#### Attività da svolgere:
1. Elenchi le città che, secondo il testo sul Monferrato, avevano svolto la funzione di capitale prima di Casale.
2. Prosegua il testo sul Monferrato dopo la sua ultima frase.

#### Testo fornito:
:::

Ghilini e il Monferrato

“Quel che più basso fra costoro s’atterra,

guardando suso, è Guglielmo marchese,

per cui Alessandria e la sua guerra

fa pianger Monferrato e Canavese.”
(“Purgatorio”,133/136)

Con questi versi Dante parla dell’annosa contesa fra Guglielmo VII Aleramo e il comune di Alessandria, che ha radici dalla fondazione di quest’ultimo, fiero avversario dei ghibellini.

Col passare del tempo le fazioni perdono il loro significato originario, si affermano nuove signorie e altrettante dominazioni, ma la rivalità rimane.

Mentre però Alessandria diventa il baluardo occidentale del ducato di Milano ormai spagnolo (1535), Casale assume il ruolo di capitale del Monferrato (1435). Funzione in precedenza ricoperta da Chivasso (sede preferita), Moncalvo, Pontestura, Trino, Valenza e, per un breve periodo, Asti. Soggiorni più che capitali. Non era una anomalia, un esempio su tutti il regno di Sicilia: al tempo di Federico II di Svevia, la capitale era Palermo, ma lo “Stupor mundi” amava soggiornare in diverse città del suo regno, a cominciare da Foggia, la più amata.

:::

#### Informazioni fornite:

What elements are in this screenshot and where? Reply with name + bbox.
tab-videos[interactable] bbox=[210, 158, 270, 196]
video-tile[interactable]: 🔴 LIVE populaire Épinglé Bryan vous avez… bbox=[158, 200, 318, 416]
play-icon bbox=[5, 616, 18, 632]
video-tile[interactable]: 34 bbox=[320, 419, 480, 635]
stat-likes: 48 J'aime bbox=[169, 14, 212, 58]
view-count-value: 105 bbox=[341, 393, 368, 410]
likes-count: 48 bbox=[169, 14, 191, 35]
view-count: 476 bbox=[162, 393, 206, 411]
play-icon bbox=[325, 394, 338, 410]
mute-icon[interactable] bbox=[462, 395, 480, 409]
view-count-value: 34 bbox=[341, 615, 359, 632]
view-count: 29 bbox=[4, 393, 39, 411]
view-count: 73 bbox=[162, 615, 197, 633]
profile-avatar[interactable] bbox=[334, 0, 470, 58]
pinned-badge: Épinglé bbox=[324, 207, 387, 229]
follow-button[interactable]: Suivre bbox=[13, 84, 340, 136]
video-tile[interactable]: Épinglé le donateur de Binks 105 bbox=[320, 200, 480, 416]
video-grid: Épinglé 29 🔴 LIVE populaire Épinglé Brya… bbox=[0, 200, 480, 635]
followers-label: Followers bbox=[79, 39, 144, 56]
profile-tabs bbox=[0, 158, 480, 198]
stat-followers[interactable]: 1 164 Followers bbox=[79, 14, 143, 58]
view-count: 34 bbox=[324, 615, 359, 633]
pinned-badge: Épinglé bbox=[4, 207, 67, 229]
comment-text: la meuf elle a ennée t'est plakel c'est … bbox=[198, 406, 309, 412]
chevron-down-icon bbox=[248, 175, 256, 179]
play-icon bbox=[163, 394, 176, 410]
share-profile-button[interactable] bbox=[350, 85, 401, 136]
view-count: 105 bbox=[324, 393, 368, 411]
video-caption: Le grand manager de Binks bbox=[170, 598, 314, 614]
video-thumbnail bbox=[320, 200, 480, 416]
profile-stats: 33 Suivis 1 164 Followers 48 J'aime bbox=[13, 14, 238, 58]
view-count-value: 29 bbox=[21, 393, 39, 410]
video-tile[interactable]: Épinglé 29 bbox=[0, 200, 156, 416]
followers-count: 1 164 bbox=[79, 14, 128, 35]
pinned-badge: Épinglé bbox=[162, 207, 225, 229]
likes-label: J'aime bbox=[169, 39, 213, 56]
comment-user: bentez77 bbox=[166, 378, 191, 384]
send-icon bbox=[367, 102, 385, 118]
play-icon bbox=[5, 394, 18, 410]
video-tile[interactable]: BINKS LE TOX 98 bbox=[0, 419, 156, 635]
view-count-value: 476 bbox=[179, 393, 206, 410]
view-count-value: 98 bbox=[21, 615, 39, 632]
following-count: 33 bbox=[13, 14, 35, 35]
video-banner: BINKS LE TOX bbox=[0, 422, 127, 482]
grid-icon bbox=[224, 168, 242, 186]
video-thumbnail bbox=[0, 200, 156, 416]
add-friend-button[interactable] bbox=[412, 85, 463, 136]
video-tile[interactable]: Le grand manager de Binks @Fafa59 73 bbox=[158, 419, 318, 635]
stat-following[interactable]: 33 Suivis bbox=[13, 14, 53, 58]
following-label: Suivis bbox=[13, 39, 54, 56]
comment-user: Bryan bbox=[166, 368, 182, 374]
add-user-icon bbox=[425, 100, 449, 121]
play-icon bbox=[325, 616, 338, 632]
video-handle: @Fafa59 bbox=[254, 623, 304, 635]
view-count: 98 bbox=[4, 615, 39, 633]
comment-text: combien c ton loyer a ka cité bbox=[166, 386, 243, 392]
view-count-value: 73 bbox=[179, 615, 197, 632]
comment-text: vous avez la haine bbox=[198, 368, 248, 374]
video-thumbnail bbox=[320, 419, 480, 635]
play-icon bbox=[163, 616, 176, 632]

:::

#### Risposte per attività:
1. Chivasso, Moncalvo, Pontestura, Trino, Valenza, Asti

2.
L’avvento dei Paleologhi e la perdita di Chivasso sanciscono il nuovo ruolo di Casale. Una capitale vera, centro amministrativo dello stato come vuole la tradizione bizantina di cui sono portatori i nuovi signori del marchesato.

Un ruolo che verrà rafforzato con la creazione di una zecca (1445) dalla quale usciranno molte monete di alto livello artistico. E questa zecca continuerà a funzionare anche quando ai Paleologhi succederanno i Gonzaga.

Con Federico Gonzaga (1536/1540) il Monferrato diviene una dipendenza di Mantova, che amministra il territorio tramite un governatore residente a Casale, il centro d’ irradiazione delle direttive gonzaghesche.

Sudditanza che non muta neppure quando il marchesato verrà elevato al rango di ducato (1573).

Casale è il centro principale di un territorio strategico attraversato dalla strada franca e dal cammino delle Fiandre, percorsi dalle truppe spagnole per le operazioni militari in Germania e nei Paesi Bassi.

I tercios, provenienti dalla Spagna, giunti a Genova via mare, si dirigono verso Alessandria attraverso i gioghi appenninici, proseguendo il loro cammino sulle strade suddette fino alla meta finale.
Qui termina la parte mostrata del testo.